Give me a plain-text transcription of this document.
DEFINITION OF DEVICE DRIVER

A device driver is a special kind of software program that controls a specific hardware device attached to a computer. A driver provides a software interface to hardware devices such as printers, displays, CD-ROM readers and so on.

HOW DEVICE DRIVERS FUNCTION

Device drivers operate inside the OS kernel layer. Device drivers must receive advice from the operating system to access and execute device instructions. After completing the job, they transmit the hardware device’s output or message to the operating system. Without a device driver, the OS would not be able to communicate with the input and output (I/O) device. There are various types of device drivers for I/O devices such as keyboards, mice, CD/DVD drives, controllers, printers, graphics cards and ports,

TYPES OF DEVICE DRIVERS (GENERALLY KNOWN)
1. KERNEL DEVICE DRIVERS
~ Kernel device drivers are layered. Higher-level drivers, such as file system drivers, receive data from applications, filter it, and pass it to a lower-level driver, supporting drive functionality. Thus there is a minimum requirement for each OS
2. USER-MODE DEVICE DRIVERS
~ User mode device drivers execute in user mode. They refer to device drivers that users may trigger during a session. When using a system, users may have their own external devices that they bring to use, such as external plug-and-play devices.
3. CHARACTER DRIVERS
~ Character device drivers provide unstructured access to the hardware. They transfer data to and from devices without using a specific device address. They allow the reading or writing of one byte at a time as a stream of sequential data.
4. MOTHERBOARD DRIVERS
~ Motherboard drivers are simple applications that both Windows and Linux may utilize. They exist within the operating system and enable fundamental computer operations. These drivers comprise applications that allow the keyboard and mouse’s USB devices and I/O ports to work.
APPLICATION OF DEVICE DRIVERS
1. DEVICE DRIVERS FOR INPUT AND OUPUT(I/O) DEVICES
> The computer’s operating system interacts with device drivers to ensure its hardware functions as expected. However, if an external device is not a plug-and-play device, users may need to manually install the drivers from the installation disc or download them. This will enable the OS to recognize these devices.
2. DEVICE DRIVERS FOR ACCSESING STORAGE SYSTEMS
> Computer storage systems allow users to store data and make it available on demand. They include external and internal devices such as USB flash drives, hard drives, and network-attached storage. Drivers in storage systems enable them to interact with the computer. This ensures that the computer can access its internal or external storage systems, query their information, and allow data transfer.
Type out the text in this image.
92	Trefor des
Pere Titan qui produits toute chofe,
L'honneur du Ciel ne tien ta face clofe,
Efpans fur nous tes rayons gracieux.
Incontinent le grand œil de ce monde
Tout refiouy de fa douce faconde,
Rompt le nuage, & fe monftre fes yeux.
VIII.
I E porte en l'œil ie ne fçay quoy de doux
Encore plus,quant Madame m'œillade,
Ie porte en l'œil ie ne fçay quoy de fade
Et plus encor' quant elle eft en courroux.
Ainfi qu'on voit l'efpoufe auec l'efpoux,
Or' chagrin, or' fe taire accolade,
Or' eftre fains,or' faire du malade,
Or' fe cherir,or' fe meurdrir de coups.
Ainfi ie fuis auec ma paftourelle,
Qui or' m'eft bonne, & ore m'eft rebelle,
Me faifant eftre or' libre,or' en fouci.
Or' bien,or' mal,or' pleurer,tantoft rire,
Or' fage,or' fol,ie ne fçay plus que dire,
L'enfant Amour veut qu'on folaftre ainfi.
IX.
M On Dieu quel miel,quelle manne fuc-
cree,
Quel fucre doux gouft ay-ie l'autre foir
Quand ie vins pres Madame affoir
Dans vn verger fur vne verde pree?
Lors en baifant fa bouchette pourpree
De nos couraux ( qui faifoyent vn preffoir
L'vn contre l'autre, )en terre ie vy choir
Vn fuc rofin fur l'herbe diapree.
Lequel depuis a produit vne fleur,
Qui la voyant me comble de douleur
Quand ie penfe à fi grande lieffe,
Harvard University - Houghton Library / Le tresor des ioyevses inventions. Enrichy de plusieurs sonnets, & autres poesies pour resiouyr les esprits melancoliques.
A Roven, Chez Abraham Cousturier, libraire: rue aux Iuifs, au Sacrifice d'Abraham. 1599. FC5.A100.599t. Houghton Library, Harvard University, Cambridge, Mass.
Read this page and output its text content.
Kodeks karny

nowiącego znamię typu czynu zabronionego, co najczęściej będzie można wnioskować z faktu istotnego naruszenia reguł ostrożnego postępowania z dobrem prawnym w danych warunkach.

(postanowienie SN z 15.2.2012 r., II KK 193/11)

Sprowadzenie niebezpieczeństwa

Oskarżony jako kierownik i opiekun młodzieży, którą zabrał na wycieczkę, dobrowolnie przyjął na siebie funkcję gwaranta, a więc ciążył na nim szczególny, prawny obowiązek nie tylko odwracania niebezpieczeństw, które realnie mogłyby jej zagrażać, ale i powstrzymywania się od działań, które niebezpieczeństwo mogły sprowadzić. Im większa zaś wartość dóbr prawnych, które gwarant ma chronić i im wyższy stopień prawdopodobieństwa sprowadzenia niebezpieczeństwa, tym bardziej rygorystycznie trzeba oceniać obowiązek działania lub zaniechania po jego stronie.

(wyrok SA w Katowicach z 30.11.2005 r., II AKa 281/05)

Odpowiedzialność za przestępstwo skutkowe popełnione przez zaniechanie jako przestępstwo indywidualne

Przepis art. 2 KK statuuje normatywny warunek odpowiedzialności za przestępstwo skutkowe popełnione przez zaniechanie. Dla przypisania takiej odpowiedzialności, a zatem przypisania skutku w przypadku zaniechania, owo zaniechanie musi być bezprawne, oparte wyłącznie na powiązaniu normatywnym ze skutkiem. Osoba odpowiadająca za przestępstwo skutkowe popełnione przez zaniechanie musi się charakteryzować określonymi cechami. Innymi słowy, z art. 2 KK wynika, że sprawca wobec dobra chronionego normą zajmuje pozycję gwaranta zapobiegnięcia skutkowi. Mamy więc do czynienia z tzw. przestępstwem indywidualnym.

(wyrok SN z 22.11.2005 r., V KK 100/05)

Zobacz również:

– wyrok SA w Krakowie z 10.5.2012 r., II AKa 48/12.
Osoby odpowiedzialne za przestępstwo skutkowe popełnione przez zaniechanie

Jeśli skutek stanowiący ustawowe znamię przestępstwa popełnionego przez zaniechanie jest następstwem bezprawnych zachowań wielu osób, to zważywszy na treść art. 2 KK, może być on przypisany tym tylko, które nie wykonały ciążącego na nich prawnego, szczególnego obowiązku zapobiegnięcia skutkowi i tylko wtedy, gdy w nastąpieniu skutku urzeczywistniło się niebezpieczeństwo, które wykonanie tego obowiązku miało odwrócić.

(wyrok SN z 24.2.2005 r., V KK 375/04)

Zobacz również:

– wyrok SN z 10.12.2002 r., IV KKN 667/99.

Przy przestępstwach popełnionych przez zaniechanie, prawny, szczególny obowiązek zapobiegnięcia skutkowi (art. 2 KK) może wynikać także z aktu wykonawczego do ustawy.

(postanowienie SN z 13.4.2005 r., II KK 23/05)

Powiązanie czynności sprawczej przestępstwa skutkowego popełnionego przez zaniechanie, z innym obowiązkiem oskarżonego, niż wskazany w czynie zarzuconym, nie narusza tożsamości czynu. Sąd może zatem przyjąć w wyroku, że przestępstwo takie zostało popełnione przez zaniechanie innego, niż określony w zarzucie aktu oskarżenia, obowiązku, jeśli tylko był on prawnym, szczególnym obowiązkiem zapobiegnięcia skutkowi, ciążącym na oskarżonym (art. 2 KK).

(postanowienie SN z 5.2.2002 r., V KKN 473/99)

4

[Requirement] Your task is to quote the listing above word for word.

[Answer to this problem]
Give me a plain-text transcription of this document.
DEFINITION OF DEVICE DRIVER

A device driver is a special kind of software program that controls a specific hardware device attached to a computer. A driver provides a software interface to hardware devices such as printers, displays, CD-ROM readers and so on.

HOW DEVICE DRIVERS FUNCTION

Device drivers operate inside the OS kernel layer. Device drivers must receive advice from the operating system to access and execute device instructions. After completing the job, they transmit the hardware device’s output or message to the operating system. Without a device driver, the OS would not be able to communicate with the input and output (I/O) device. There are various types of device drivers for I/O devices such as keyboards, mice, CD/DVD drives, controllers, printers, graphics cards and ports,

TYPES OF DEVICE DRIVERS (GENERALLY KNOWN)
1. KERNEL DEVICE DRIVERS
~ Kernel device drivers are layered. Higher-level drivers, such as file system drivers, receive data from applications, filter it, and pass it to a lower-level driver, supporting drive functionality. Thus there is a minimum requirement for each OS
2. USER-MODE DEVICE DRIVERS
~ User mode device drivers execute in user mode. They refer to device drivers that users may trigger during a session. When using a system, users may have their own external devices that they bring to use, such as external plug-and-play devices.
3. CHARACTER DRIVERS
~ Character device drivers provide unstructured access to the hardware. They transfer data to and from devices without using a specific device address. They allow the reading or writing of one byte at a time as a stream of sequential data.
4. MOTHERBOARD DRIVERS
~ Motherboard drivers are simple applications that both Windows and Linux may utilize. They exist within the operating system and enable fundamental computer operations. These drivers comprise applications that allow the keyboard and mouse’s USB devices and I/O ports to work.
APPLICATION OF DEVICE DRIVERS
1. DEVICE DRIVERS FOR INPUT AND OUPUT(I/O) DEVICES
> The computer’s operating system interacts with device drivers to ensure its hardware functions as expected. However, if an external device is not a plug-and-play device, users may need to manually install the drivers from the installation disc or download them. This will enable the OS to recognize these devices.
2. DEVICE DRIVERS FOR ACCSESING STORAGE SYSTEMS
> Computer storage systems allow users to store data and make it available on demand. They include external and internal devices such as USB flash drives, hard drives, and network-attached storage. Drivers in storage systems enable them to interact with the computer. This ensures that the computer can access its internal or external storage systems, query their information, and allow data transfer.
Type out the text in this image.
92	Trefor des
Pere Titan qui produits toute chofe,
L'honneur du Ciel ne tien ta face clofe,
Efpans fur nous tes rayons gracieux.
Incontinent le grand œil de ce monde
Tout refiouy de fa douce faconde,
Rompt le nuage, & fe monftre fes yeux.
VIII.
I E porte en l'œil ie ne fçay quoy de doux
Encore plus,quant Madame m'œillade,
Ie porte en l'œil ie ne fçay quoy de fade
Et plus encor' quant elle eft en courroux.
Ainfi qu'on voit l'efpoufe auec l'efpoux,
Or' chagrin, or' fe taire accolade,
Or' eftre fains,or' faire du malade,
Or' fe cherir,or' fe meurdrir de coups.
Ainfi ie fuis auec ma paftourelle,
Qui or' m'eft bonne, & ore m'eft rebelle,
Me faifant eftre or' libre,or' en fouci.
Or' bien,or' mal,or' pleurer,tantoft rire,
Or' fage,or' fol,ie ne fçay plus que dire,
L'enfant Amour veut qu'on folaftre ainfi.
IX.
M On Dieu quel miel,quelle manne fuc-
cree,
Quel fucre doux gouft ay-ie l'autre foir
Quand ie vins pres Madame affoir
Dans vn verger fur vne verde pree?
Lors en baifant fa bouchette pourpree
De nos couraux ( qui faifoyent vn preffoir
L'vn contre l'autre, )en terre ie vy choir
Vn fuc rofin fur l'herbe diapree.
Lequel depuis a produit vne fleur,
Qui la voyant me comble de douleur
Quand ie penfe à fi grande lieffe,
Harvard University - Houghton Library / Le tresor des ioyevses inventions. Enrichy de plusieurs sonnets, & autres poesies pour resiouyr les esprits melancoliques.
A Roven, Chez Abraham Cousturier, libraire: rue aux Iuifs, au Sacrifice d'Abraham. 1599. FC5.A100.599t. Houghton Library, Harvard University, Cambridge, Mass.
Read this page and output its text content.
Kodeks karny

nowiącego znamię typu czynu zabronionego, co najczęściej będzie można wnioskować z faktu istotnego naruszenia reguł ostrożnego postępowania z dobrem prawnym w danych warunkach.

(postanowienie SN z 15.2.2012 r., II KK 193/11)

Sprowadzenie niebezpieczeństwa

Oskarżony jako kierownik i opiekun młodzieży, którą zabrał na wycieczkę, dobrowolnie przyjął na siebie funkcję gwaranta, a więc ciążył na nim szczególny, prawny obowiązek nie tylko odwracania niebezpieczeństw, które realnie mogłyby jej zagrażać, ale i powstrzymywania się od działań, które niebezpieczeństwo mogły sprowadzić. Im większa zaś wartość dóbr prawnych, które gwarant ma chronić i im wyższy stopień prawdopodobieństwa sprowadzenia niebezpieczeństwa, tym bardziej rygorystycznie trzeba oceniać obowiązek działania lub zaniechania po jego stronie.

(wyrok SA w Katowicach z 30.11.2005 r., II AKa 281/05)

Odpowiedzialność za przestępstwo skutkowe popełnione przez zaniechanie jako przestępstwo indywidualne

Przepis art. 2 KK statuuje normatywny warunek odpowiedzialności za przestępstwo skutkowe popełnione przez zaniechanie. Dla przypisania takiej odpowiedzialności, a zatem przypisania skutku w przypadku zaniechania, owo zaniechanie musi być bezprawne, oparte wyłącznie na powiązaniu normatywnym ze skutkiem. Osoba odpowiadająca za przestępstwo skutkowe popełnione przez zaniechanie musi się charakteryzować określonymi cechami. Innymi słowy, z art. 2 KK wynika, że sprawca wobec dobra chronionego normą zajmuje pozycję gwaranta zapobiegnięcia skutkowi. Mamy więc do czynienia z tzw. przestępstwem indywidualnym.

(wyrok SN z 22.11.2005 r., V KK 100/05)

Zobacz również:

– wyrok SA w Krakowie z 10.5.2012 r., II AKa 48/12.
Osoby odpowiedzialne za przestępstwo skutkowe popełnione przez zaniechanie

Jeśli skutek stanowiący ustawowe znamię przestępstwa popełnionego przez zaniechanie jest następstwem bezprawnych zachowań wielu osób, to zważywszy na treść art. 2 KK, może być on przypisany tym tylko, które nie wykonały ciążącego na nich prawnego, szczególnego obowiązku zapobiegnięcia skutkowi i tylko wtedy, gdy w nastąpieniu skutku urzeczywistniło się niebezpieczeństwo, które wykonanie tego obowiązku miało odwrócić.

(wyrok SN z 24.2.2005 r., V KK 375/04)

Zobacz również:

– wyrok SN z 10.12.2002 r., IV KKN 667/99.

Przy przestępstwach popełnionych przez zaniechanie, prawny, szczególny obowiązek zapobiegnięcia skutkowi (art. 2 KK) może wynikać także z aktu wykonawczego do ustawy.

(postanowienie SN z 13.4.2005 r., II KK 23/05)

Powiązanie czynności sprawczej przestępstwa skutkowego popełnionego przez zaniechanie, z innym obowiązkiem oskarżonego, niż wskazany w czynie zarzuconym, nie narusza tożsamości czynu. Sąd może zatem przyjąć w wyroku, że przestępstwo takie zostało popełnione przez zaniechanie innego, niż określony w zarzucie aktu oskarżenia, obowiązku, jeśli tylko był on prawnym, szczególnym obowiązkiem zapobiegnięcia skutkowi, ciążącym na oskarżonym (art. 2 KK).

(postanowienie SN z 5.2.2002 r., V KKN 473/99)

4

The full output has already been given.